» **Dataset records**:

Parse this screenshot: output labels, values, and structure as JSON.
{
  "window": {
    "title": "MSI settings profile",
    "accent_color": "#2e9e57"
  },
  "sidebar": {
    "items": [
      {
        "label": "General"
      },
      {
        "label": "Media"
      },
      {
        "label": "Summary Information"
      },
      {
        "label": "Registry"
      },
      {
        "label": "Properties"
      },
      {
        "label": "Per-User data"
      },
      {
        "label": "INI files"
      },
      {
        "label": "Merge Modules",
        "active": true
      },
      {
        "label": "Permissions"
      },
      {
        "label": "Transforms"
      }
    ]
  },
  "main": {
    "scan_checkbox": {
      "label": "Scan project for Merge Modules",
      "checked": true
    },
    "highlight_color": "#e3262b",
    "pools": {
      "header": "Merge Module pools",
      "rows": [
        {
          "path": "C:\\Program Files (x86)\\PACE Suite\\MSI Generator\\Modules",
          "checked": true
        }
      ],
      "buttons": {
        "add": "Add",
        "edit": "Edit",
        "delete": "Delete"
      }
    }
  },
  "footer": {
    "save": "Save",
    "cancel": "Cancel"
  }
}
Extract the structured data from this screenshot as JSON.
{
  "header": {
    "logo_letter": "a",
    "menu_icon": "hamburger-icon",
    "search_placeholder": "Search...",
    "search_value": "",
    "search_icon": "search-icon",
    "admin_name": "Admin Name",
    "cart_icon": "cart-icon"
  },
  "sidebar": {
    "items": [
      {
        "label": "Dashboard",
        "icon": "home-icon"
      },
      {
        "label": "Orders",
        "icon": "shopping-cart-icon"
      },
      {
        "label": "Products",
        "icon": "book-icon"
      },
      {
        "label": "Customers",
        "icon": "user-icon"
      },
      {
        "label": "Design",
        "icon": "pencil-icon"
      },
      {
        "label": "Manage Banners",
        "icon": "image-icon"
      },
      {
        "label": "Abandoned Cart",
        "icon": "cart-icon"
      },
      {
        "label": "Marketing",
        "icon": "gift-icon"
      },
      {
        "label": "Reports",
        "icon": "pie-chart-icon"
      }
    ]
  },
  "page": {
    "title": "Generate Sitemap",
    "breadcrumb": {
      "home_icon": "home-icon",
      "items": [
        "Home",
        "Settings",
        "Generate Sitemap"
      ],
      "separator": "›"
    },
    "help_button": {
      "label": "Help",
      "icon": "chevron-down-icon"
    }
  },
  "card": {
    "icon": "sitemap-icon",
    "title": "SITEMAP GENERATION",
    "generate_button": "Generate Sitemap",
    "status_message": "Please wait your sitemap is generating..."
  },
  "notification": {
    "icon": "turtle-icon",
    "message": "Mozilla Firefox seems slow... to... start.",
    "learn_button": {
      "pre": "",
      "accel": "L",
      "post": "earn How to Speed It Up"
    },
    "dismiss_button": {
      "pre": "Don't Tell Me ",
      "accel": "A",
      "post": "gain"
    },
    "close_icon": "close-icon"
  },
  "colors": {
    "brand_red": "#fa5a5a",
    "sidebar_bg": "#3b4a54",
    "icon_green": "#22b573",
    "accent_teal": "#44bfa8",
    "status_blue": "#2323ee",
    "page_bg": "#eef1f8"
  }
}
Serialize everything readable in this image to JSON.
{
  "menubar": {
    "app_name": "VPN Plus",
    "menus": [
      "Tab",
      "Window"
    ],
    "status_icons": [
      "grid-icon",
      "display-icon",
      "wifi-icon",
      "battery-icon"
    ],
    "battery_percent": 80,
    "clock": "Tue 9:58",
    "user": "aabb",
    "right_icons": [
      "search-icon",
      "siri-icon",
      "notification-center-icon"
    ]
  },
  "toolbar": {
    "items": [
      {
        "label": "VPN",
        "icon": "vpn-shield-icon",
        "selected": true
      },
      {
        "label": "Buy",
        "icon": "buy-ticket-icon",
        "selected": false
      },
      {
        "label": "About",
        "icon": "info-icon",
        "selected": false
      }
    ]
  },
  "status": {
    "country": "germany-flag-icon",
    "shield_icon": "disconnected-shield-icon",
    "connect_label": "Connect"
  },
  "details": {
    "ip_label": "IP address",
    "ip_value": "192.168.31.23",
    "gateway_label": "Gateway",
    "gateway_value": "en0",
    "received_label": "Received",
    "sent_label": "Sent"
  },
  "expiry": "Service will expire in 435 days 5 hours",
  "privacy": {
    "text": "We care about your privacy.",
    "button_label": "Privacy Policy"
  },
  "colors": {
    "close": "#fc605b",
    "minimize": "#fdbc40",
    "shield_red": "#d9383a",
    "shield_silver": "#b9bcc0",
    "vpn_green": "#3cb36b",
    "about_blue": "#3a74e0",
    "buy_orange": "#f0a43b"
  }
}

» **What is asked**:
Restate the data above word for word.

» **Task result**:
Parse this screenshot: output labels, values, and structure as JSON.
{
  "window": {
    "title": "MSI settings profile",
    "accent_color": "#2e9e57"
  },
  "sidebar": {
    "items": [
      {
        "label": "General"
      },
      {
        "label": "Media"
      },
      {
        "label": "Summary Information"
      },
      {
        "label": "Registry"
      },
      {
        "label": "Properties"
      },
      {
        "label": "Per-User data"
      },
      {
        "label": "INI files"
      },
      {
        "label": "Merge Modules",
        "active": true
      },
      {
        "label": "Permissions"
      },
      {
        "label": "Transforms"
      }
    ]
  },
  "main": {
    "scan_checkbox": {
      "label": "Scan project for Merge Modules",
      "checked": true
    },
    "highlight_color": "#e3262b",
    "pools": {
      "header": "Merge Module pools",
      "rows": [
        {
          "path": "C:\\Program Files (x86)\\PACE Suite\\MSI Generator\\Modules",
          "checked": true
        }
      ],
      "buttons": {
        "add": "Add",
        "edit": "Edit",
        "delete": "Delete"
      }
    }
  },
  "footer": {
    "save": "Save",
    "cancel": "Cancel"
  }
}
Extract the structured data from this screenshot as JSON.
{
  "header": {
    "logo_letter": "a",
    "menu_icon": "hamburger-icon",
    "search_placeholder": "Search...",
    "search_value": "",
    "search_icon": "search-icon",
    "admin_name": "Admin Name",
    "cart_icon": "cart-icon"
  },
  "sidebar": {
    "items": [
      {
        "label": "Dashboard",
        "icon": "home-icon"
      },
      {
        "label": "Orders",
        "icon": "shopping-cart-icon"
      },
      {
        "label": "Products",
        "icon": "book-icon"
      },
      {
        "label": "Customers",
        "icon": "user-icon"
      },
      {
        "label": "Design",
        "icon": "pencil-icon"
      },
      {
        "label": "Manage Banners",
        "icon": "image-icon"
      },
      {
        "label": "Abandoned Cart",
        "icon": "cart-icon"
      },
      {
        "label": "Marketing",
        "icon": "gift-icon"
      },
      {
        "label": "Reports",
        "icon": "pie-chart-icon"
      }
    ]
  },
  "page": {
    "title": "Generate Sitemap",
    "breadcrumb": {
      "home_icon": "home-icon",
      "items": [
        "Home",
        "Settings",
        "Generate Sitemap"
      ],
      "separator": "›"
    },
    "help_button": {
      "label": "Help",
      "icon": "chevron-down-icon"
    }
  },
  "card": {
    "icon": "sitemap-icon",
    "title": "SITEMAP GENERATION",
    "generate_button": "Generate Sitemap",
    "status_message": "Please wait your sitemap is generating..."
  },
  "notification": {
    "icon": "turtle-icon",
    "message": "Mozilla Firefox seems slow... to... start.",
    "learn_button": {
      "pre": "",
      "accel": "L",
      "post": "earn How to Speed It Up"
    },
    "dismiss_button": {
      "pre": "Don't Tell Me ",
      "accel": "A",
      "post": "gain"
    },
    "close_icon": "close-icon"
  },
  "colors": {
    "brand_red": "#fa5a5a",
    "sidebar_bg": "#3b4a54",
    "icon_green": "#22b573",
    "accent_teal": "#44bfa8",
    "status_blue": "#2323ee",
    "page_bg": "#eef1f8"
  }
}
Serialize everything readable in this image to JSON.
{
  "menubar": {
    "app_name": "VPN Plus",
    "menus": [
      "Tab",
      "Window"
    ],
    "status_icons": [
      "grid-icon",
      "display-icon",
      "wifi-icon",
      "battery-icon"
    ],
    "battery_percent": 80,
    "clock": "Tue 9:58",
    "user": "aabb",
    "right_icons": [
      "search-icon",
      "siri-icon",
      "notification-center-icon"
    ]
  },
  "toolbar": {
    "items": [
      {
        "label": "VPN",
        "icon": "vpn-shield-icon",
        "selected": true
      },
      {
        "label": "Buy",
        "icon": "buy-ticket-icon",
        "selected": false
      },
      {
        "label": "About",
        "icon": "info-icon",
        "selected": false
      }
    ]
  },
  "status": {
    "country": "germany-flag-icon",
    "shield_icon": "disconnected-shield-icon",
    "connect_label": "Connect"
  },
  "details": {
    "ip_label": "IP address",
    "ip_value": "192.168.31.23",
    "gateway_label": "Gateway",
    "gateway_value": "en0",
    "received_label": "Received",
    "sent_label": "Sent"
  },
  "expiry": "Service will expire in 435 days 5 hours",
  "privacy": {
    "text": "We care about your privacy.",
    "button_label": "Privacy Policy"
  },
  "colors": {
    "close": "#fc605b",
    "minimize": "#fdbc40",
    "shield_red": "#d9383a",
    "shield_silver": "#b9bcc0",
    "vpn_green": "#3cb36b",
    "about_blue": "#3a74e0",
    "buy_orange": "#f0a43b"
  }
}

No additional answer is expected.